[Dataset excerpts]:
_ _ _

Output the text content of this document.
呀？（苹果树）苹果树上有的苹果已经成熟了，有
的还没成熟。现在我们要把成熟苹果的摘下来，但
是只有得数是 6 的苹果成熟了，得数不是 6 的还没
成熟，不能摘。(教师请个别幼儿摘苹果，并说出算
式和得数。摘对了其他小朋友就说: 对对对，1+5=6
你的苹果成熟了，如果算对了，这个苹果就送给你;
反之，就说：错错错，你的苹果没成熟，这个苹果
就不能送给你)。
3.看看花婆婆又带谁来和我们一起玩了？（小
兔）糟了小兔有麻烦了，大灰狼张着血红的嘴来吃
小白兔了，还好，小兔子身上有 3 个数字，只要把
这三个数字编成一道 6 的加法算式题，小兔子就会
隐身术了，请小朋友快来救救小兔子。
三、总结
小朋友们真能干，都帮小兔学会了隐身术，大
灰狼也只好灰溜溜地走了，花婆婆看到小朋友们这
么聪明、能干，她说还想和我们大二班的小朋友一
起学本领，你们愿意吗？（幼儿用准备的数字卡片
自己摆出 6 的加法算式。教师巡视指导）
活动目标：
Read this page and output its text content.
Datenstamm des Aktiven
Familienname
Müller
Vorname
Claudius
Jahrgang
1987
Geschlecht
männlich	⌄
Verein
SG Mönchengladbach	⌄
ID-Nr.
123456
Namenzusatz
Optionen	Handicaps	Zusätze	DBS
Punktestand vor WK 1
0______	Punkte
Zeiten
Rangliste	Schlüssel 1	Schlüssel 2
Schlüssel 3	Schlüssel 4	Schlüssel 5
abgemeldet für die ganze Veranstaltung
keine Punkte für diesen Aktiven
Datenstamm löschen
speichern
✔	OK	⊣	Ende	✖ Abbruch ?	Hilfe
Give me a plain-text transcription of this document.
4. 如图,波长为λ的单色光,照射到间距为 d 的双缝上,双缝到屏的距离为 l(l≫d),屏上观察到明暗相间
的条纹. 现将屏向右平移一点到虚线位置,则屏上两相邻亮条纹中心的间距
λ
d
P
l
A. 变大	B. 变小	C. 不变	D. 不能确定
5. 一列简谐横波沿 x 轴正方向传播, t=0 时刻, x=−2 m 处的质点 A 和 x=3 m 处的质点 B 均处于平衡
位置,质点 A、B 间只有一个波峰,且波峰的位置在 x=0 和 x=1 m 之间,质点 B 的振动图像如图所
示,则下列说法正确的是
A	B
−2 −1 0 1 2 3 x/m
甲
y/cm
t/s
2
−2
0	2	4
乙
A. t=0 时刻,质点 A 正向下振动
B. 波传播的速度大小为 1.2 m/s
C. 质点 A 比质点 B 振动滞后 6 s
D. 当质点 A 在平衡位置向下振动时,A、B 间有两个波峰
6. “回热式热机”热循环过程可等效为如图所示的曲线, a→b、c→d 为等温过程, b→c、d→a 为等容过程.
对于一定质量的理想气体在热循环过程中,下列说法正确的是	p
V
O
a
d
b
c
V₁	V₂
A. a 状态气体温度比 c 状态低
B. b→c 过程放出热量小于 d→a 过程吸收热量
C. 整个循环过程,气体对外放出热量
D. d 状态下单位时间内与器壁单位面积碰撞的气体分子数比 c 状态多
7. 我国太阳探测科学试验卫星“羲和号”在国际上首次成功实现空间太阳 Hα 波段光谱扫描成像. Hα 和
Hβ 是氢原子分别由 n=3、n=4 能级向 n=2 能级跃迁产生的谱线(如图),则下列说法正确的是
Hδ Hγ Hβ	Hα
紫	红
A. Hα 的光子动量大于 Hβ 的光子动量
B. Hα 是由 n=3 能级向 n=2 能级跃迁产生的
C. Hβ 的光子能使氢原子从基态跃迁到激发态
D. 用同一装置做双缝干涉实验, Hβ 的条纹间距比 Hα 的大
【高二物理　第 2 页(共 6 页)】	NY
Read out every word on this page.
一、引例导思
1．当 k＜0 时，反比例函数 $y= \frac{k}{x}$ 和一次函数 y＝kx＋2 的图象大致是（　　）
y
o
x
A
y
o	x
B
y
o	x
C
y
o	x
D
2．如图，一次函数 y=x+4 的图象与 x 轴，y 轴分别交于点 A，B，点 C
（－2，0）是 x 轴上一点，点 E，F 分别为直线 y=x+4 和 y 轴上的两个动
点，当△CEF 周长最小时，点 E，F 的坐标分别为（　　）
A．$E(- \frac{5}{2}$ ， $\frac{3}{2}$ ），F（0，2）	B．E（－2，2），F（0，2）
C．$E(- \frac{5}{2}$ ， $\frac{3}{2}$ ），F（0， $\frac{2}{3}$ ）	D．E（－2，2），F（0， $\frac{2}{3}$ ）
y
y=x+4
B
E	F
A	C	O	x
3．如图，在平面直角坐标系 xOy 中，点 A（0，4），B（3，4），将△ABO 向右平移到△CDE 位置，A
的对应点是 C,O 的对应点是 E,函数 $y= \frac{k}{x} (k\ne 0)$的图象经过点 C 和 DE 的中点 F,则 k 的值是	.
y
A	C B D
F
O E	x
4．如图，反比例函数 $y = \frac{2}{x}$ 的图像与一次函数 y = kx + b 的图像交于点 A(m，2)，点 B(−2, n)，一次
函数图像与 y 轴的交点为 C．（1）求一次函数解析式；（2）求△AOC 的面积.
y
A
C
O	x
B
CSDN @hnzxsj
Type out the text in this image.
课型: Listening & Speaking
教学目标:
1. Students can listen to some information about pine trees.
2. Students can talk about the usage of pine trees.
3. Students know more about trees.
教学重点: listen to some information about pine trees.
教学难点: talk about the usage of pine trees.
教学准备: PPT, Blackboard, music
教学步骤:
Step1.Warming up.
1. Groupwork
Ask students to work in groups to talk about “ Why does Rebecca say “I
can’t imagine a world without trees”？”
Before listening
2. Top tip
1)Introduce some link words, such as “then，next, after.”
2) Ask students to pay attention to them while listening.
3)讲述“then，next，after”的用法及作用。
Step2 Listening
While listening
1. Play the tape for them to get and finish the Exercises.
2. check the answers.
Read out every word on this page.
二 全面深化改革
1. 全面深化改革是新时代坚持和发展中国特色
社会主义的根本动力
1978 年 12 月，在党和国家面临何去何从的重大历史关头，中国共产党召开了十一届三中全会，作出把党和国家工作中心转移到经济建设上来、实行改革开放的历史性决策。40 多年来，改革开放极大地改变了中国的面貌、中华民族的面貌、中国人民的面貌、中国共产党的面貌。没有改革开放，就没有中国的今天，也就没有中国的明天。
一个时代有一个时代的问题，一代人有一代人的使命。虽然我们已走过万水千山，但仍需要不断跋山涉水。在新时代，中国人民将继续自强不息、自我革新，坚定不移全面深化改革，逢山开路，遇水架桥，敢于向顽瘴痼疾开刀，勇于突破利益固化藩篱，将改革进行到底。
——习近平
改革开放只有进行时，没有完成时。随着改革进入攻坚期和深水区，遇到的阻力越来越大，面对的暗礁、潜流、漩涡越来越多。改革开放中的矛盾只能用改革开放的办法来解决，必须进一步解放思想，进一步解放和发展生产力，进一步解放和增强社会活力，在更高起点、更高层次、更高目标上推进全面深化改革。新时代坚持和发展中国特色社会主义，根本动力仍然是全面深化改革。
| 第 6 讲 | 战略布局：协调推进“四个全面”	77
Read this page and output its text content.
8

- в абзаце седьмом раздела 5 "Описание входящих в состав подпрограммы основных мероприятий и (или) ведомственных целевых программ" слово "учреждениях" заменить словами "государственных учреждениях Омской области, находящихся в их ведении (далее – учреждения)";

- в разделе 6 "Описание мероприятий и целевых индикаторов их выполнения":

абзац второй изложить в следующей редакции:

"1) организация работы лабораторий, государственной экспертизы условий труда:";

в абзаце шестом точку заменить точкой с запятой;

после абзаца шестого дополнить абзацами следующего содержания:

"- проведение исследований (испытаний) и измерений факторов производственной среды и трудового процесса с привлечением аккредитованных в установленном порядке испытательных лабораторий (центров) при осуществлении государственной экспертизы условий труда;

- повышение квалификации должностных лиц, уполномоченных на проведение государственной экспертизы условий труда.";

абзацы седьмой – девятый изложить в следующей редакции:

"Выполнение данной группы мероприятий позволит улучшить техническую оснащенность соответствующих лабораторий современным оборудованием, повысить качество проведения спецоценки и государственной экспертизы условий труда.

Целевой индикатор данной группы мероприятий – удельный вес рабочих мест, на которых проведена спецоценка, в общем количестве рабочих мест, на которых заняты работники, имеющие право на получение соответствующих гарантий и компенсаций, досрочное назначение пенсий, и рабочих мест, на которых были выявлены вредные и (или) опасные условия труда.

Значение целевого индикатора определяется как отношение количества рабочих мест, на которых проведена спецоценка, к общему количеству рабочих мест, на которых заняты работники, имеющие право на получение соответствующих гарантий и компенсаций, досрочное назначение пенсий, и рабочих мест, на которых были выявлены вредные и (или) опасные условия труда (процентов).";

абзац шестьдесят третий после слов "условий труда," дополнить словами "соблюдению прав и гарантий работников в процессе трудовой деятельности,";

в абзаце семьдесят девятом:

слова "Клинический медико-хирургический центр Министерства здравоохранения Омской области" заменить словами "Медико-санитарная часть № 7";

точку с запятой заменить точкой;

_ _ _

[Do this]: Copy each line of the records that contains the word "изложить".

[Response]:
абзац второй изложить в следующей редакции:
абзацы седьмой – девятый изложить в следующей редакции:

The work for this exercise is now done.